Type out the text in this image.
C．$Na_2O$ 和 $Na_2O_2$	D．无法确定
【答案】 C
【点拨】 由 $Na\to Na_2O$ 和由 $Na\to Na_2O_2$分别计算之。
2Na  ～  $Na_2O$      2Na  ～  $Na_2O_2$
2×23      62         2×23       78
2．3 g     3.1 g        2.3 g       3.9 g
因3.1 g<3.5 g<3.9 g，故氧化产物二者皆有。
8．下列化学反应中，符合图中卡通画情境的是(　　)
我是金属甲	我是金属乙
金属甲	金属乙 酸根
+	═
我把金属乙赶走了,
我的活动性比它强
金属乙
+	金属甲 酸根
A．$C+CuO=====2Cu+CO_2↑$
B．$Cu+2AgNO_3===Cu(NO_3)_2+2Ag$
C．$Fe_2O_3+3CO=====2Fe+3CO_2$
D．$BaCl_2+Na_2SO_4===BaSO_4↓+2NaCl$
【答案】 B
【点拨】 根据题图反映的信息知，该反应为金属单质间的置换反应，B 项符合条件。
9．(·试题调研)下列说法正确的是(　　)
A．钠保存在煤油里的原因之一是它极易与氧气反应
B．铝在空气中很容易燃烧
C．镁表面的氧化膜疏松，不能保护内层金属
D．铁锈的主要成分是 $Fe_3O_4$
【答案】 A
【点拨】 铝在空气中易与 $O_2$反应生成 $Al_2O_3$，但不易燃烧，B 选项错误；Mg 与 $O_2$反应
=-=-=-=-=
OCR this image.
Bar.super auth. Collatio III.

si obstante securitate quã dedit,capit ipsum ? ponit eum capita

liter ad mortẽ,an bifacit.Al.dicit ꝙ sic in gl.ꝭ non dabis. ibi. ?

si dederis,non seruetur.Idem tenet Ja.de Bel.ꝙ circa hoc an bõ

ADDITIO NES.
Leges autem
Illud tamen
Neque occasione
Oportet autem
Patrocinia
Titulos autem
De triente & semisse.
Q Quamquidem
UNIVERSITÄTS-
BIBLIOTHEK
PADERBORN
=-=-=-=-=
Where a line holds the string "autem", copy that line.

Leges autem
Oportet autem
Titulos autem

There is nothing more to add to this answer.